Problem statement: Repeat the lines below exactly, starting with the line containing "back-icon[interactable] [334, 970, 354, 990]" and ending with the line containing "sender-name: Ирина [61, 829, 110, 847]", both included, and nothing else.

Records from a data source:

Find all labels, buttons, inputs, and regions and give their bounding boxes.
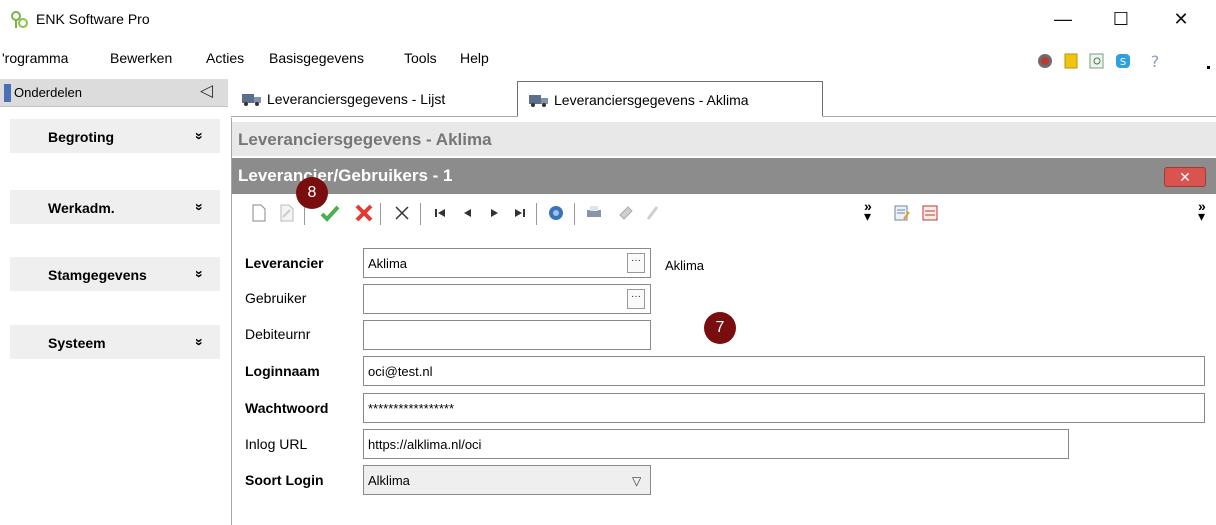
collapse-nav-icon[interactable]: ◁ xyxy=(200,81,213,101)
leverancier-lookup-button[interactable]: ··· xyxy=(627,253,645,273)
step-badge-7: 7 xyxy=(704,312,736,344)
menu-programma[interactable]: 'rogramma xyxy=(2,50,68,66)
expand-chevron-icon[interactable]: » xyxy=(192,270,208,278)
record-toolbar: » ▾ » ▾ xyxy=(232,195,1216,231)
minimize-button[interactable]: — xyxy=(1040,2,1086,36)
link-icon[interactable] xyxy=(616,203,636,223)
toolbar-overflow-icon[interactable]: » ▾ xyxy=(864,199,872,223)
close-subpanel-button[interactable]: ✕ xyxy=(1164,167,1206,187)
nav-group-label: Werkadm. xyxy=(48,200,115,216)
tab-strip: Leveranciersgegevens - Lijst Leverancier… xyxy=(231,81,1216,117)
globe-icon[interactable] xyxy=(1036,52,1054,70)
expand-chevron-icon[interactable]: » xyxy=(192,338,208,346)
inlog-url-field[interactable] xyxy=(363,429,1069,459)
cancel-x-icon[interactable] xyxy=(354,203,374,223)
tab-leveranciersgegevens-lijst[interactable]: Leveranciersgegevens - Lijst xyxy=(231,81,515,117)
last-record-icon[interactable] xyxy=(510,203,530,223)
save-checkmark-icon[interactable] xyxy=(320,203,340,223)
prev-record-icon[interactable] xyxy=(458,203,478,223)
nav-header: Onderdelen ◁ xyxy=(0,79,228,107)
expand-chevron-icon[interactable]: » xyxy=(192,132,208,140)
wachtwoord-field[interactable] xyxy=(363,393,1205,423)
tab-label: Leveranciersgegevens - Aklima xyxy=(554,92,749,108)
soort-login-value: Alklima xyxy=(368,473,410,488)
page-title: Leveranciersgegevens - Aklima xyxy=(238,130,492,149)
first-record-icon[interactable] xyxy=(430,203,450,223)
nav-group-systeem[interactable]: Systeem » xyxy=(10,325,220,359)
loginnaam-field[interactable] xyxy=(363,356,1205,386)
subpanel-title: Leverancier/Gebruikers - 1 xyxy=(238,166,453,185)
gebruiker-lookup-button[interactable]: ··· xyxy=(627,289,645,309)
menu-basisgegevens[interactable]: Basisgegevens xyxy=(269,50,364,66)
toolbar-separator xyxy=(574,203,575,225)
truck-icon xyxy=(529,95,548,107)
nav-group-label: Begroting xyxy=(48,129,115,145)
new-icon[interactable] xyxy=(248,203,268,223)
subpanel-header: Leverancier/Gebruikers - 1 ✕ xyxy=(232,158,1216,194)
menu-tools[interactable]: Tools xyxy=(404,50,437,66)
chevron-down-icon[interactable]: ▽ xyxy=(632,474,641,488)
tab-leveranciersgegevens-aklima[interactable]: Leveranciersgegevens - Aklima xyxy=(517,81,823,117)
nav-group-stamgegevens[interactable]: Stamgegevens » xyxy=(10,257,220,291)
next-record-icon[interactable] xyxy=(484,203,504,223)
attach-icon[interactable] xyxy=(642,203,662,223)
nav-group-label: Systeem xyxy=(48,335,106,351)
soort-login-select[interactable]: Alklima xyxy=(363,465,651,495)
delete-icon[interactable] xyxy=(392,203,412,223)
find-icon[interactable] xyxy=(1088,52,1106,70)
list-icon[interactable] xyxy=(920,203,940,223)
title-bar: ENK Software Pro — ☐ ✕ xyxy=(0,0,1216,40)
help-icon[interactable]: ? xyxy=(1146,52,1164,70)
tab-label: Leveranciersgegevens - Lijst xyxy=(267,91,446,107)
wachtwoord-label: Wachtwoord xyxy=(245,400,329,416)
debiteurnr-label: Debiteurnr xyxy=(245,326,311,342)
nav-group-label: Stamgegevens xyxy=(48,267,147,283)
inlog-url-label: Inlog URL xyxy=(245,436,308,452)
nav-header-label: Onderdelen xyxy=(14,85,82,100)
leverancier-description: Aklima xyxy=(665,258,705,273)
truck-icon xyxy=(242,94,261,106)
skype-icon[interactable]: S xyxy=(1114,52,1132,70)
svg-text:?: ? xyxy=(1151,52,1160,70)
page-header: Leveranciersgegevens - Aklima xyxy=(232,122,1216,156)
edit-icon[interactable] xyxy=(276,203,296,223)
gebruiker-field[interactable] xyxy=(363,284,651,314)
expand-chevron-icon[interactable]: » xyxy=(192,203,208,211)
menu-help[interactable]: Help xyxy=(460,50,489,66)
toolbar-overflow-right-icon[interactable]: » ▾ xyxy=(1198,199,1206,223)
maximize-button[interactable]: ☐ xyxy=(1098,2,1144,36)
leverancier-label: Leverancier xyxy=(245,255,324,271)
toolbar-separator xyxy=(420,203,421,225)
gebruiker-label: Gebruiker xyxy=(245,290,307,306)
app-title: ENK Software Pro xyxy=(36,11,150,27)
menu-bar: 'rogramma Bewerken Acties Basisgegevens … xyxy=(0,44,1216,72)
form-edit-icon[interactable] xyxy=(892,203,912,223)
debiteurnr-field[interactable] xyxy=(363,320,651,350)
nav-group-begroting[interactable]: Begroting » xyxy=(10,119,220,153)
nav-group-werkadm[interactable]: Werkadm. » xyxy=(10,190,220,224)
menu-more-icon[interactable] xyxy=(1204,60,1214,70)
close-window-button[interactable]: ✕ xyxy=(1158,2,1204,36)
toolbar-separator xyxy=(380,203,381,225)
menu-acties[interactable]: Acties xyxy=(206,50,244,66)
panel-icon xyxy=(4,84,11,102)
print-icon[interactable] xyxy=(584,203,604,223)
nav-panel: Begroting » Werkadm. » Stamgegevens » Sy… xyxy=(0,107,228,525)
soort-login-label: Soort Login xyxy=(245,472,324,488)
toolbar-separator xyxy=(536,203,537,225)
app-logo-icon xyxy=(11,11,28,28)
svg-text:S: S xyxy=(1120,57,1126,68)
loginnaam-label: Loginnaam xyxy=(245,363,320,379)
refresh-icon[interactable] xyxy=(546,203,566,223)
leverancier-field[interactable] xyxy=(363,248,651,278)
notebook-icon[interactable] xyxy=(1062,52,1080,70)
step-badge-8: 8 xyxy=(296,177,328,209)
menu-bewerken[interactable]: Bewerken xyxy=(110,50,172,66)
--
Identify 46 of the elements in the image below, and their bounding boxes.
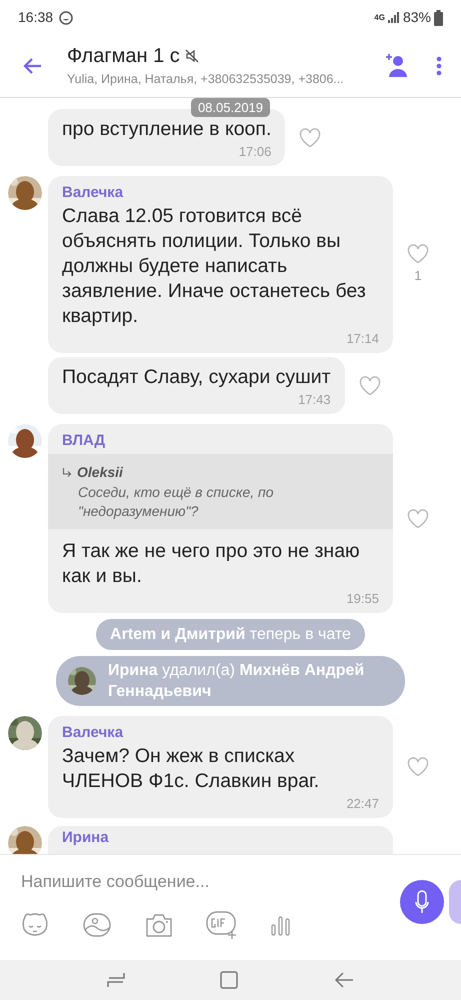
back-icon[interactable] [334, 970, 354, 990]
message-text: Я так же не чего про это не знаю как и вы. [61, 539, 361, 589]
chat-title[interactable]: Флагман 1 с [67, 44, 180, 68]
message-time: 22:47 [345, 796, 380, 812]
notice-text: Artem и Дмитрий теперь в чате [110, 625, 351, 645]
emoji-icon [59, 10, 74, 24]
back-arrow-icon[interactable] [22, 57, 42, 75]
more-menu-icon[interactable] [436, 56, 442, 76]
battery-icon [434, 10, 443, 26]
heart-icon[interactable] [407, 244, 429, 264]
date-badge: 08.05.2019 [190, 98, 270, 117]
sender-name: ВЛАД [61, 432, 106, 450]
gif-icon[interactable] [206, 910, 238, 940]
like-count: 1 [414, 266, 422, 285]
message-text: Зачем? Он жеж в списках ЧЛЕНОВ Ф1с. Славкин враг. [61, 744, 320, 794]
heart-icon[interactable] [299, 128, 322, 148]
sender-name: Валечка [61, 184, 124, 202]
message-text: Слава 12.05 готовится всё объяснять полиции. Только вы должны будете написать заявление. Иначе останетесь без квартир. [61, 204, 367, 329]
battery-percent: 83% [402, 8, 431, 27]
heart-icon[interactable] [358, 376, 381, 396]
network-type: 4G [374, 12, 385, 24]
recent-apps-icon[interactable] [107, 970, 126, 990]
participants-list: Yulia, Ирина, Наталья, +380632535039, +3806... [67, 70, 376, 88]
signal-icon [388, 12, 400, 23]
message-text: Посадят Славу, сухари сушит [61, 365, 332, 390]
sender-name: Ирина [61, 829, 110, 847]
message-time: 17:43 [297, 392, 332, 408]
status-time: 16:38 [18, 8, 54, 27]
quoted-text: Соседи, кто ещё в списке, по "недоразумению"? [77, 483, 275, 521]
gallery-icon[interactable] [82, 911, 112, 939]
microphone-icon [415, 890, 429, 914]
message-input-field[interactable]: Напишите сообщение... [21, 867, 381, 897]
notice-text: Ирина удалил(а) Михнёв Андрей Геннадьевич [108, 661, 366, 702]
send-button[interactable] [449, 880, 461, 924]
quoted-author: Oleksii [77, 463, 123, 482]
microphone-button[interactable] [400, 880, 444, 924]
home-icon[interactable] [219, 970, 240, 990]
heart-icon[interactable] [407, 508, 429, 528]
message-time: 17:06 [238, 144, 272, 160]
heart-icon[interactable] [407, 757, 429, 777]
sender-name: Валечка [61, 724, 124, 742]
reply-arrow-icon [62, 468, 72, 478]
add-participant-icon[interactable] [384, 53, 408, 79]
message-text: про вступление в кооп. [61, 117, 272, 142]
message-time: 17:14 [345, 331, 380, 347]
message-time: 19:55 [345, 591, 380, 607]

Finished task:
back-icon[interactable] [334, 970, 354, 990]
message-text: Я так же не чего про это не знаю как и вы. [61, 539, 361, 589]
chat-title[interactable]: Флагман 1 с [67, 44, 180, 68]
message-time: 22:47 [345, 796, 380, 812]
notice-text: Artem и Дмитрий теперь в чате [110, 625, 351, 645]
emoji-icon [59, 10, 74, 24]
back-arrow-icon[interactable] [22, 57, 42, 75]
more-menu-icon[interactable] [436, 56, 442, 76]
battery-icon [434, 10, 443, 26]
heart-icon[interactable] [407, 244, 429, 264]
date-badge: 08.05.2019 [190, 98, 270, 117]
sender-name: ВЛАД [61, 432, 106, 450]
gif-icon[interactable] [206, 910, 238, 940]
like-count: 1 [414, 266, 422, 285]
message-text: Зачем? Он жеж в списках ЧЛЕНОВ Ф1с. Славкин враг. [61, 744, 320, 794]
heart-icon[interactable] [299, 128, 322, 148]
sender-name: Валечка [61, 184, 124, 202]
message-text: Слава 12.05 готовится всё объяснять полиции. Только вы должны будете написать заявление. Иначе останетесь без квартир. [61, 204, 367, 329]
battery-percent: 83% [402, 8, 431, 27]
heart-icon[interactable] [358, 376, 381, 396]
network-type: 4G [374, 12, 385, 24]
recent-apps-icon[interactable] [107, 970, 126, 990]
participants-list: Yulia, Ирина, Наталья, +380632535039, +3806... [67, 70, 376, 88]
signal-icon [388, 12, 400, 23]
message-text: Посадят Славу, сухари сушит [61, 365, 332, 390]
sender-name: Ирина [61, 829, 110, 847]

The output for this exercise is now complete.